=== ENTRIES SHOWN ===

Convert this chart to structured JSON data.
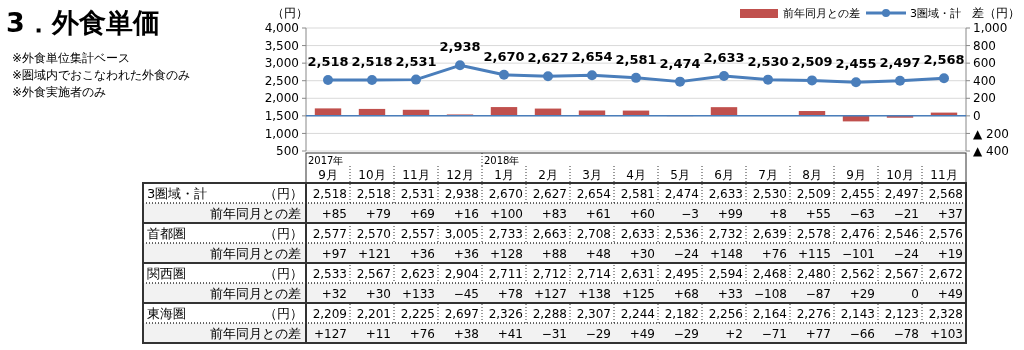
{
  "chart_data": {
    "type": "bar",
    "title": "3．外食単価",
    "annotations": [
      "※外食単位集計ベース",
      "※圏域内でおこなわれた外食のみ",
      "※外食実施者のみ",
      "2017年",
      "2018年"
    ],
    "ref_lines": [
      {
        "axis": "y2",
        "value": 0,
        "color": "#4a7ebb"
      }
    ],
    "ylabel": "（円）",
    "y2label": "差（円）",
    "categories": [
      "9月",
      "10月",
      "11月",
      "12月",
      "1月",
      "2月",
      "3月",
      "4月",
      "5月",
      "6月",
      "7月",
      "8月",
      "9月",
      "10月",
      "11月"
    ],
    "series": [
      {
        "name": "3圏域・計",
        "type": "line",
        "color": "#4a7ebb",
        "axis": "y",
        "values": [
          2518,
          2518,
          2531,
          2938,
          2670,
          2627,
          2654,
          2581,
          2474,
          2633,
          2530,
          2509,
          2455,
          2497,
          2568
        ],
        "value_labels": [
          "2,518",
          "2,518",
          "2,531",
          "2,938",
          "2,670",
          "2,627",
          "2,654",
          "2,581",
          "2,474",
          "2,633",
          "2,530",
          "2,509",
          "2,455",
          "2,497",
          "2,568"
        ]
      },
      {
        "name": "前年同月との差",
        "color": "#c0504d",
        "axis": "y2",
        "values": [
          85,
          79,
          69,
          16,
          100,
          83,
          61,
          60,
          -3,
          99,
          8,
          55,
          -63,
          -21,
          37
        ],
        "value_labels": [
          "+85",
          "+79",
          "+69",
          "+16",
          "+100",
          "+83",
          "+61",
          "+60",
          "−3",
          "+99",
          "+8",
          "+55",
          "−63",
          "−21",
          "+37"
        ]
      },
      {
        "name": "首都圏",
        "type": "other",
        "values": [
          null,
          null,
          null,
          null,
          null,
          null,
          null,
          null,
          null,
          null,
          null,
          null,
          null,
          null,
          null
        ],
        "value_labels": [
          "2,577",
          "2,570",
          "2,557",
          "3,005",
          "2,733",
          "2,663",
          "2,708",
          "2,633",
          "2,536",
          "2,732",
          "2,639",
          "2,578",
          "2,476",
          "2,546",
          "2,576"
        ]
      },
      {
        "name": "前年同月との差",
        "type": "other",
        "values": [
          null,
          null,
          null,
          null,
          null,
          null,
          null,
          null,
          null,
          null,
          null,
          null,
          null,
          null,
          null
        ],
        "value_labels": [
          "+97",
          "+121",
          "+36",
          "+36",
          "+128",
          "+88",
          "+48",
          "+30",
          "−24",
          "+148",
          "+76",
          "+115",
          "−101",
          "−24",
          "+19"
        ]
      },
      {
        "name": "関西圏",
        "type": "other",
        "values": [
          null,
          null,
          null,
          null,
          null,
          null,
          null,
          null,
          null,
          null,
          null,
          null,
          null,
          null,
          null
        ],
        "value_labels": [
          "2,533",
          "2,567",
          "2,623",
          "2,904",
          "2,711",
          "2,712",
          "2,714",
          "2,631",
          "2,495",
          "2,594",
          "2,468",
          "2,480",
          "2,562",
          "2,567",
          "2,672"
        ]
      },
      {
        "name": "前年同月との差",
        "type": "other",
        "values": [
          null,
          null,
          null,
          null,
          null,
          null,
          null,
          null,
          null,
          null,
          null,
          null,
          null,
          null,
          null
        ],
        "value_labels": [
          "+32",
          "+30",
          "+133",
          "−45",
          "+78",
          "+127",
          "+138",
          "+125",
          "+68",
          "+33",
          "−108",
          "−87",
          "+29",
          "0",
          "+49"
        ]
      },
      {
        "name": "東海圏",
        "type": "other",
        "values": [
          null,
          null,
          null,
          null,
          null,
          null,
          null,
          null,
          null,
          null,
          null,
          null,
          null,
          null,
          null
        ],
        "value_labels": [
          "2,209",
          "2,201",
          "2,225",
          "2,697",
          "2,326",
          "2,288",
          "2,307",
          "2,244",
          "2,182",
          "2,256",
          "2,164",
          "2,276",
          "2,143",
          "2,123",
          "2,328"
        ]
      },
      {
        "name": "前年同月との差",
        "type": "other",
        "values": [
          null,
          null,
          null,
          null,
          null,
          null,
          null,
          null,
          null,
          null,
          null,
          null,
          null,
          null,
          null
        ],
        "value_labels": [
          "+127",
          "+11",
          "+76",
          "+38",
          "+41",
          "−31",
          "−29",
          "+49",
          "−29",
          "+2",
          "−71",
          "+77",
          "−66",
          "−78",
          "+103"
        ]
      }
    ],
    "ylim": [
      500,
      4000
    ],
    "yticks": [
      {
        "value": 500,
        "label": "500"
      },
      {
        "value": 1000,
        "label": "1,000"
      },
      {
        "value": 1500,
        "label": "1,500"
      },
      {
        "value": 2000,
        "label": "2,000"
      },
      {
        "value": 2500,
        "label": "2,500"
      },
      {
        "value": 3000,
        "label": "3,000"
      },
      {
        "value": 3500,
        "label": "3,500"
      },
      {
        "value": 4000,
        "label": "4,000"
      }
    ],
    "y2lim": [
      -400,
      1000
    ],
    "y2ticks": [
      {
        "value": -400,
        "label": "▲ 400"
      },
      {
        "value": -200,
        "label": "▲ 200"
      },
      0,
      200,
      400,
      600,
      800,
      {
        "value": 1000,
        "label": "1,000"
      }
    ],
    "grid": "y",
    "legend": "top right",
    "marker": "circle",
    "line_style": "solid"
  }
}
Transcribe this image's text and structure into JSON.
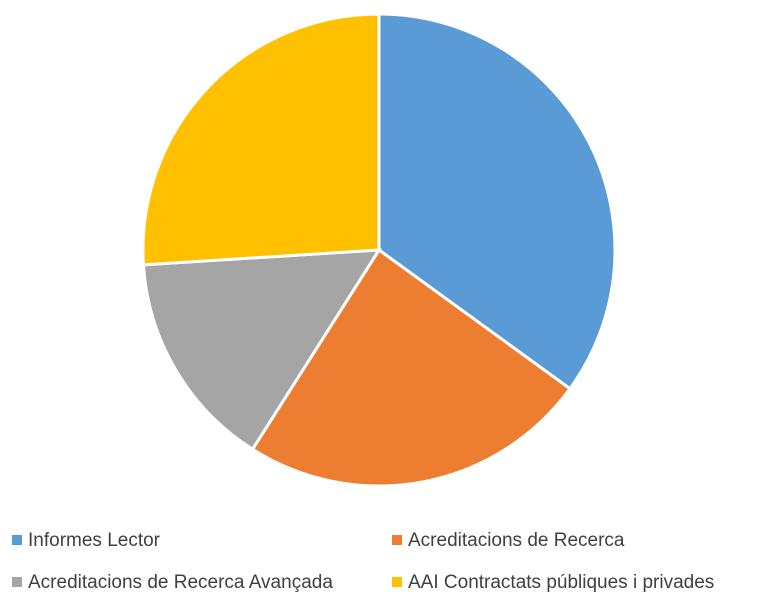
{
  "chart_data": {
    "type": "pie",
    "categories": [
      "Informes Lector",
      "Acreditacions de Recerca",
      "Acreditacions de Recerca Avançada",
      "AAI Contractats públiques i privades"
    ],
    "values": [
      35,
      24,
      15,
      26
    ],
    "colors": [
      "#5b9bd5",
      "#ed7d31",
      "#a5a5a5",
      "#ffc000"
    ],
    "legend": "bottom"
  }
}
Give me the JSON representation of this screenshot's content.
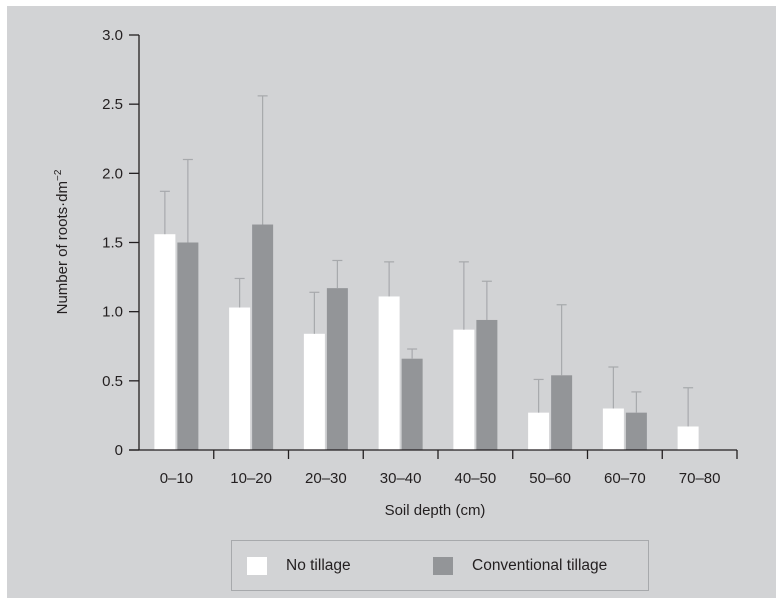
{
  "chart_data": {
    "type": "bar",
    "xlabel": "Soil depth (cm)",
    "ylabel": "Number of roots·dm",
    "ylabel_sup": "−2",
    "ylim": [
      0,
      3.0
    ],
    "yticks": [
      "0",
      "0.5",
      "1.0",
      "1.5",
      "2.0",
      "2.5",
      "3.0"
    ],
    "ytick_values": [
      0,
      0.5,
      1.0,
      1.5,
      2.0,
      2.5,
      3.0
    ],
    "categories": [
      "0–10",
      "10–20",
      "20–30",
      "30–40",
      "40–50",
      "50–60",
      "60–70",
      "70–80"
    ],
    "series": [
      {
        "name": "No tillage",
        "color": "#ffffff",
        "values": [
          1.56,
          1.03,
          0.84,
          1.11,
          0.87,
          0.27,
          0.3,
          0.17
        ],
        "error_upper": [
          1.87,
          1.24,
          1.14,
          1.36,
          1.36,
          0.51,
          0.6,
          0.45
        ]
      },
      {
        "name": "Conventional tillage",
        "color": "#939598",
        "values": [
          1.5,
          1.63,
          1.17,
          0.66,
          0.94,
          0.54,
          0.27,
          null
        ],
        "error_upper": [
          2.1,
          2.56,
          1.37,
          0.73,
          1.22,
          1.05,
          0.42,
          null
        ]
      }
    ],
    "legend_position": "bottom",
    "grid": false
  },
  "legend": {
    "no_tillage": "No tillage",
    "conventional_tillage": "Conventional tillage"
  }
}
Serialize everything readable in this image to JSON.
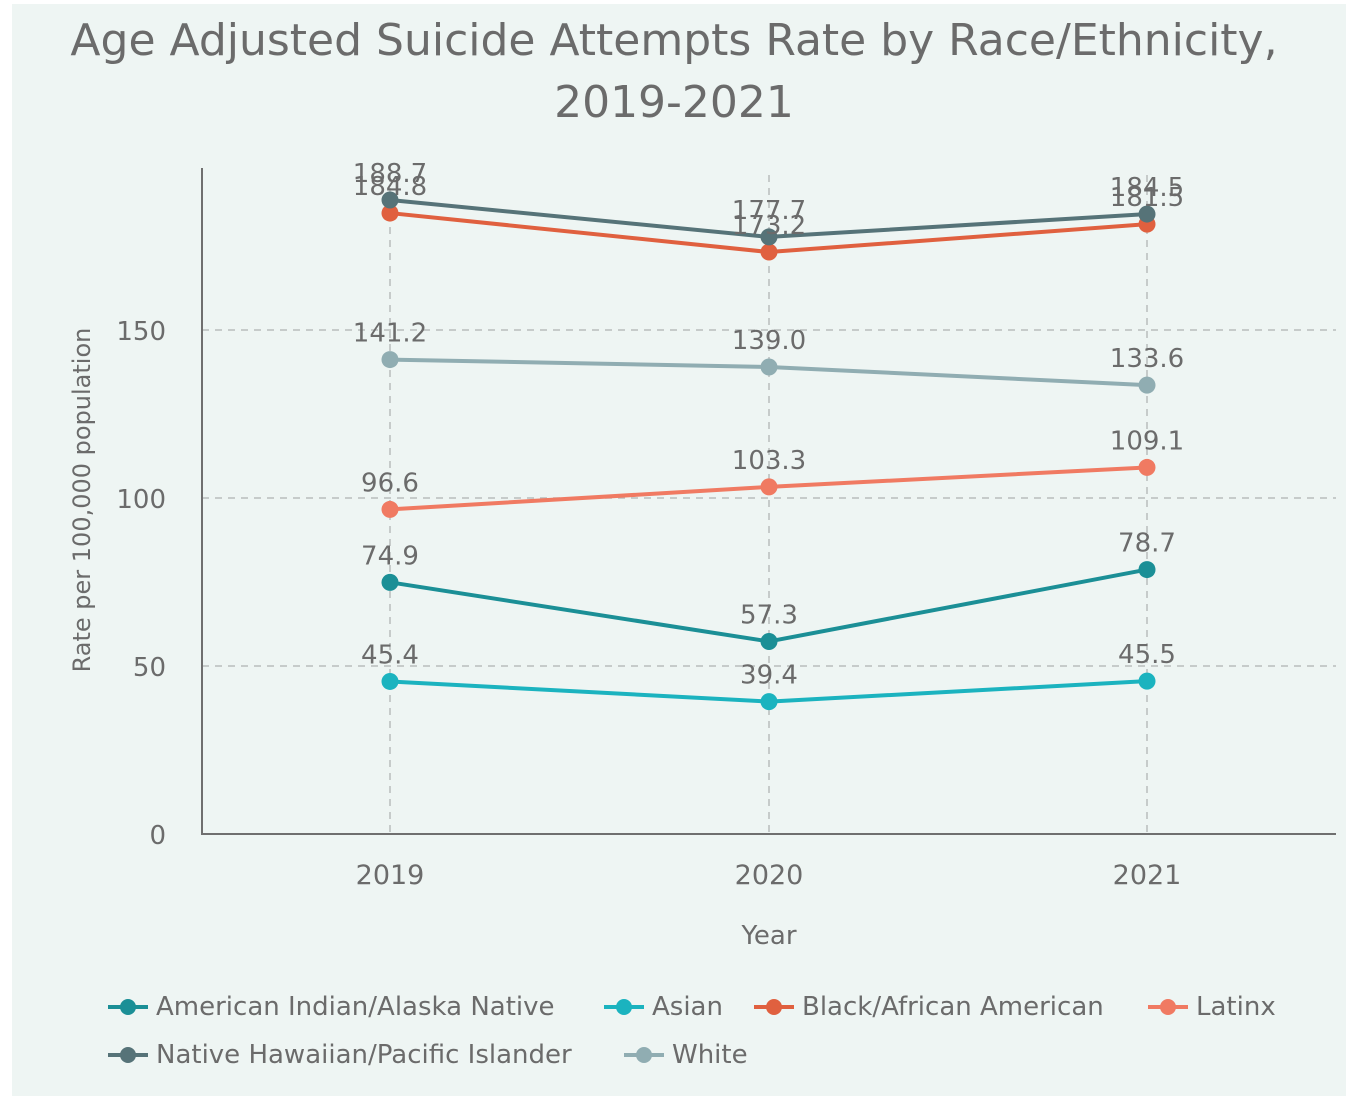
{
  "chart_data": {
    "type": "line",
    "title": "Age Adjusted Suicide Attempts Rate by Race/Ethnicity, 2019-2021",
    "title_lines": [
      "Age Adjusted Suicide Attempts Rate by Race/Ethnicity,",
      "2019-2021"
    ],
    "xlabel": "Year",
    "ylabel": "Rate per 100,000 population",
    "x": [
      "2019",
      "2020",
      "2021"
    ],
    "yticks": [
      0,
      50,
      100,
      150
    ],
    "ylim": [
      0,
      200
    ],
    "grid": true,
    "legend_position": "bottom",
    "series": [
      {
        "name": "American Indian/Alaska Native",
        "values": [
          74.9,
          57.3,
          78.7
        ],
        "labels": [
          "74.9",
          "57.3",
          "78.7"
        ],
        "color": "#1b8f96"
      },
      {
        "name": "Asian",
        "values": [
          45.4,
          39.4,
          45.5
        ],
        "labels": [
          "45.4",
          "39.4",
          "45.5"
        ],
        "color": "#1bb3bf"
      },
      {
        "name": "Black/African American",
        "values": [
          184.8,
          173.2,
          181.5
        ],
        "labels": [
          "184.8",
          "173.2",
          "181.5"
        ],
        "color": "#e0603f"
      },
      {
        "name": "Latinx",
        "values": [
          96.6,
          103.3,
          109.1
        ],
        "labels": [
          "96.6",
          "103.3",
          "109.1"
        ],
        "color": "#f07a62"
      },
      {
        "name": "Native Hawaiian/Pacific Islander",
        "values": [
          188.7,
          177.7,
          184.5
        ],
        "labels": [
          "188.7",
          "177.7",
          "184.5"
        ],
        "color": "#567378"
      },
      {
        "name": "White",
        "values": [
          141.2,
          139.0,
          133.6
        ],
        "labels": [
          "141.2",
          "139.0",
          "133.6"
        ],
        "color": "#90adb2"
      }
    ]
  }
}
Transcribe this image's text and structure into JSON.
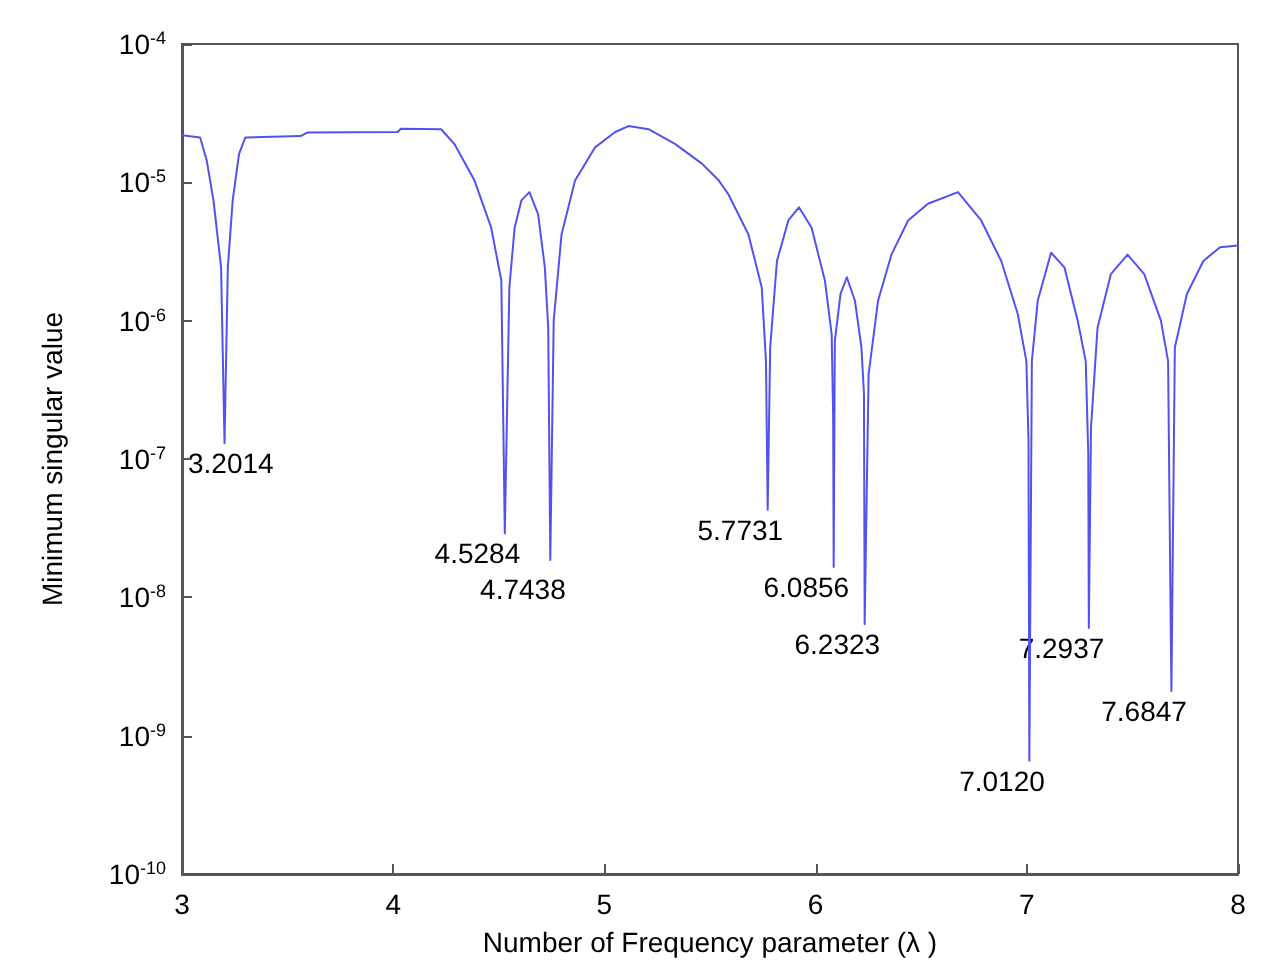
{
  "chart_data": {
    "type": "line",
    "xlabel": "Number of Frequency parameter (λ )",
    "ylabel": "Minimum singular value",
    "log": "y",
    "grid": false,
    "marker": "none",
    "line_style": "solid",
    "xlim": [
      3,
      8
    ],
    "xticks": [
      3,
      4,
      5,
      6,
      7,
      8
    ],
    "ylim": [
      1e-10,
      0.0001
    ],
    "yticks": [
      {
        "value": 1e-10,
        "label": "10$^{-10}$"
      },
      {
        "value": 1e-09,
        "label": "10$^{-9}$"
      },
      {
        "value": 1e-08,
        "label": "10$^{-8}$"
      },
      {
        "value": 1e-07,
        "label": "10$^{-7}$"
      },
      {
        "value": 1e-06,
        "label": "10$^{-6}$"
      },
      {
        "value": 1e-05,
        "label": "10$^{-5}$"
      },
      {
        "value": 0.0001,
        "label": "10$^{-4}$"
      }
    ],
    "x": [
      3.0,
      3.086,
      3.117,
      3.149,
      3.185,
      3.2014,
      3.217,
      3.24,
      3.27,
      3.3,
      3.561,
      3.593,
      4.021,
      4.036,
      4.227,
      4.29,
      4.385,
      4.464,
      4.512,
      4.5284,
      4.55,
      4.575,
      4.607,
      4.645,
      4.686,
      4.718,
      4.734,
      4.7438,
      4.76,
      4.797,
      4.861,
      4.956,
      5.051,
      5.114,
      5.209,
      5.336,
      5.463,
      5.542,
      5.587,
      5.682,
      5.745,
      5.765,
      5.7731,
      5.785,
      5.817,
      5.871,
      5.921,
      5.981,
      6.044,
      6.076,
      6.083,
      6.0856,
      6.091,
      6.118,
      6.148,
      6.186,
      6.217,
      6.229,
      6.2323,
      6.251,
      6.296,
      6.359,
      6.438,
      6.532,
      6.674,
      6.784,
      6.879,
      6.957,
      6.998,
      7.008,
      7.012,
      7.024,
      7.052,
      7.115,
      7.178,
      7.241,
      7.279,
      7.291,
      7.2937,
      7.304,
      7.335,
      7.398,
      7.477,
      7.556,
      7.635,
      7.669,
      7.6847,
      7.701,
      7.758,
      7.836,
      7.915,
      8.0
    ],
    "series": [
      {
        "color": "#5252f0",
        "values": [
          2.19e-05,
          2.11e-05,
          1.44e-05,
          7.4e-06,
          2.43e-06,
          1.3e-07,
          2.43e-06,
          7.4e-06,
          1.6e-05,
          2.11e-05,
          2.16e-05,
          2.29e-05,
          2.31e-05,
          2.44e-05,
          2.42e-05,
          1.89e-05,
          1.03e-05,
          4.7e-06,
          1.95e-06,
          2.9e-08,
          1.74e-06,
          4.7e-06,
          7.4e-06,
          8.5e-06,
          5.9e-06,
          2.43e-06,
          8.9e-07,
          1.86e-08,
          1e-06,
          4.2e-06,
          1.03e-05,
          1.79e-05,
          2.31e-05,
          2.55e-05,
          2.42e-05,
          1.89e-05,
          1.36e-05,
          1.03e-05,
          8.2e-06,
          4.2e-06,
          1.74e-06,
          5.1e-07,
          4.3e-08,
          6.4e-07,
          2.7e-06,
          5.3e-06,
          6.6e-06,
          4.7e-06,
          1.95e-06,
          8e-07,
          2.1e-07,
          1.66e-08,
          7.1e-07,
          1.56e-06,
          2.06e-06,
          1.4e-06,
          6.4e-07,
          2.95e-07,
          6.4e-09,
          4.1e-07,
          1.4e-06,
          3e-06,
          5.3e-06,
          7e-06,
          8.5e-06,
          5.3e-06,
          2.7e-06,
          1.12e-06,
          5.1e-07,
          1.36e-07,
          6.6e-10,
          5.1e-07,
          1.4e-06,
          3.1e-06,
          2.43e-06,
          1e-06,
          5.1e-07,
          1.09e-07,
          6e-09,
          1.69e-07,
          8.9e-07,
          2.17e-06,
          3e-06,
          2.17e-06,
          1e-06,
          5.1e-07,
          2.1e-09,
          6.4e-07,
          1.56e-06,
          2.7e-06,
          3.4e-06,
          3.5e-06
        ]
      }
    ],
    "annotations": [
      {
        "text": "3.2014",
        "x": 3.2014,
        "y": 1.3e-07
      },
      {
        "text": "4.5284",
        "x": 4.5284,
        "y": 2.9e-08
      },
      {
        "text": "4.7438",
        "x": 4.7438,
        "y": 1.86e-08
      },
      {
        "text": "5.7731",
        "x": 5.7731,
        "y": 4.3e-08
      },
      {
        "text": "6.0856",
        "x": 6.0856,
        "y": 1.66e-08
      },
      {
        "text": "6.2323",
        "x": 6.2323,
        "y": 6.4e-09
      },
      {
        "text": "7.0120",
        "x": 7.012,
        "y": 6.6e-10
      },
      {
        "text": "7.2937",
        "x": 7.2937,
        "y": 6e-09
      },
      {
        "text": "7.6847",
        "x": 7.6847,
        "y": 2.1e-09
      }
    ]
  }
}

===

:: WHAT YOU HAVE TO DO ::
List every line in the records above that contains the word "text".

:: COMPLETE ANSWER ::
Transcribe this image's text and structure into JSON.
Transcribe this image's text and structure into JSON.
        "text": "3.2014",
        "text": "4.5284",
        "text": "4.7438",
        "text": "5.7731",
        "text": "6.0856",
        "text": "6.2323",
        "text": "7.0120",
        "text": "7.2937",
        "text": "7.6847",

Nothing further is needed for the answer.